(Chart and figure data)
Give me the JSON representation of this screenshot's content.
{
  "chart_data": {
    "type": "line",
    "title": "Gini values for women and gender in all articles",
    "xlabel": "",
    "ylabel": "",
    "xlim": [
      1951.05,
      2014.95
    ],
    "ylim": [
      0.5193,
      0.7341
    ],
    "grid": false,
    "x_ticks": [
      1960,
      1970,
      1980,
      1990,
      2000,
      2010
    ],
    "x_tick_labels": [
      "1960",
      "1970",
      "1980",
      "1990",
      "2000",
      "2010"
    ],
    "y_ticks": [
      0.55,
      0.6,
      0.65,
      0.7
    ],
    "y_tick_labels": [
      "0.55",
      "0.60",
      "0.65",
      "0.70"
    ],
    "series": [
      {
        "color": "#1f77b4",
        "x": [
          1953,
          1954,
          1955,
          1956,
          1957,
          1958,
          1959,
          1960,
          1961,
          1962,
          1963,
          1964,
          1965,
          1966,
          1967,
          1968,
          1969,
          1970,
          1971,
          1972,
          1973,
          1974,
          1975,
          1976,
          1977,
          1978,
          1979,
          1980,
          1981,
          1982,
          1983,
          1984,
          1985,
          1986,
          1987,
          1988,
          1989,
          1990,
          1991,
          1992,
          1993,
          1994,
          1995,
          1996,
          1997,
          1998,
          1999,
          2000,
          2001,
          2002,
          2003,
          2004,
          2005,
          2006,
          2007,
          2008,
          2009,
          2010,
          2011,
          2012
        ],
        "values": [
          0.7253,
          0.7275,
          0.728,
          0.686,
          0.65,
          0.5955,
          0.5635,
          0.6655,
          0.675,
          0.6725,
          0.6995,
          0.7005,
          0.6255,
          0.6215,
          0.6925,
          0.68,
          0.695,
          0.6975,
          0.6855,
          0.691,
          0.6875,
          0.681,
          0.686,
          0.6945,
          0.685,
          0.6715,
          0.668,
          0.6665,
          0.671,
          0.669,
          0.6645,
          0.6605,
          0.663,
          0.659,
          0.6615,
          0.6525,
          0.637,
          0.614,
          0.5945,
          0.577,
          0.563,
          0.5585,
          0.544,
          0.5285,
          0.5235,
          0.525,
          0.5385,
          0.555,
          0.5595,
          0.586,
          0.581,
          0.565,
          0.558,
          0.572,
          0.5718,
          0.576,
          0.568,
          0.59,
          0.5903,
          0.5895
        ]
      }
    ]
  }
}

• [What is required]: Would you restate each of the entries word for word?

• [Solution for this task]:
Give me the JSON representation of this screenshot's content.
{
  "chart_data": {
    "type": "line",
    "title": "Gini values for women and gender in all articles",
    "xlabel": "",
    "ylabel": "",
    "xlim": [
      1951.05,
      2014.95
    ],
    "ylim": [
      0.5193,
      0.7341
    ],
    "grid": false,
    "x_ticks": [
      1960,
      1970,
      1980,
      1990,
      2000,
      2010
    ],
    "x_tick_labels": [
      "1960",
      "1970",
      "1980",
      "1990",
      "2000",
      "2010"
    ],
    "y_ticks": [
      0.55,
      0.6,
      0.65,
      0.7
    ],
    "y_tick_labels": [
      "0.55",
      "0.60",
      "0.65",
      "0.70"
    ],
    "series": [
      {
        "color": "#1f77b4",
        "x": [
          1953,
          1954,
          1955,
          1956,
          1957,
          1958,
          1959,
          1960,
          1961,
          1962,
          1963,
          1964,
          1965,
          1966,
          1967,
          1968,
          1969,
          1970,
          1971,
          1972,
          1973,
          1974,
          1975,
          1976,
          1977,
          1978,
          1979,
          1980,
          1981,
          1982,
          1983,
          1984,
          1985,
          1986,
          1987,
          1988,
          1989,
          1990,
          1991,
          1992,
          1993,
          1994,
          1995,
          1996,
          1997,
          1998,
          1999,
          2000,
          2001,
          2002,
          2003,
          2004,
          2005,
          2006,
          2007,
          2008,
          2009,
          2010,
          2011,
          2012
        ],
        "values": [
          0.7253,
          0.7275,
          0.728,
          0.686,
          0.65,
          0.5955,
          0.5635,
          0.6655,
          0.675,
          0.6725,
          0.6995,
          0.7005,
          0.6255,
          0.6215,
          0.6925,
          0.68,
          0.695,
          0.6975,
          0.6855,
          0.691,
          0.6875,
          0.681,
          0.686,
          0.6945,
          0.685,
          0.6715,
          0.668,
          0.6665,
          0.671,
          0.669,
          0.6645,
          0.6605,
          0.663,
          0.659,
          0.6615,
          0.6525,
          0.637,
          0.614,
          0.5945,
          0.577,
          0.563,
          0.5585,
          0.544,
          0.5285,
          0.5235,
          0.525,
          0.5385,
          0.555,
          0.5595,
          0.586,
          0.581,
          0.565,
          0.558,
          0.572,
          0.5718,
          0.576,
          0.568,
          0.59,
          0.5903,
          0.5895
        ]
      }
    ]
  }
}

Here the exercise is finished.